# Gezeigter Textauszug
═══
# taz.de -- Abschied von Twitter: Tschüss, Twitter!
       
       > Nach Facebook und Google verabschiede ich mich jetzt auch von der
       > Datenkrake Twitter. Auch wenn mir manche Diskussion fehlen wird.
       
 (IMG) Bild: Zum Wackeln bringen und gelöscht: Twitter App
       
       Mein Twitter-Account macht es sich nach der überstandenen Jahresendfeierei
       gemütlich und wärmt seine Füße an den Hassposts rechter Trollarmeen. Was er
       nicht weiß: Nicht nur das Jahr neigt sich seinem Ende zu. Dies ist der
       dritte und letzte Teil des „Tschüss“-Artikeltriptychons, erst
       [1][Facebook], dann [2][Google], jetzt Twitter – gekrönt von der Löschung
       meines jeweiligen Social-Media-Accounts.
═══
# Erfasste Daten
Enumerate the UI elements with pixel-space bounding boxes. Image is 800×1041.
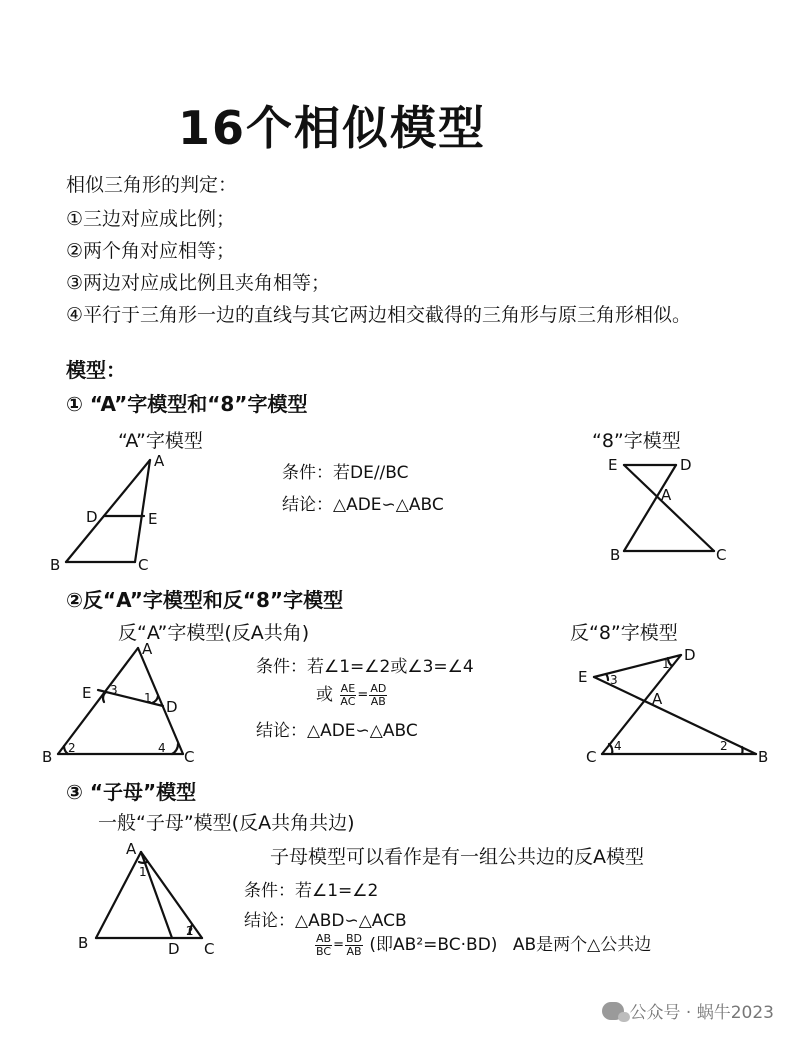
═══
# Aufgabe
Wie lautet der Satz „Mein Twitter-Account macht es sich nach der überstandenen Jahresendfeierei gemütlich und wärmt seine Füße an den Hassposts rechter Trollarmeen.“ aus dem Text über den Abschied von Twitter auf Englisch?

# Endergebnis
Having survived the year-end festivities, my Twitter account is making itself comfortable and warming its feet on the hate posts of right-wing troll armies.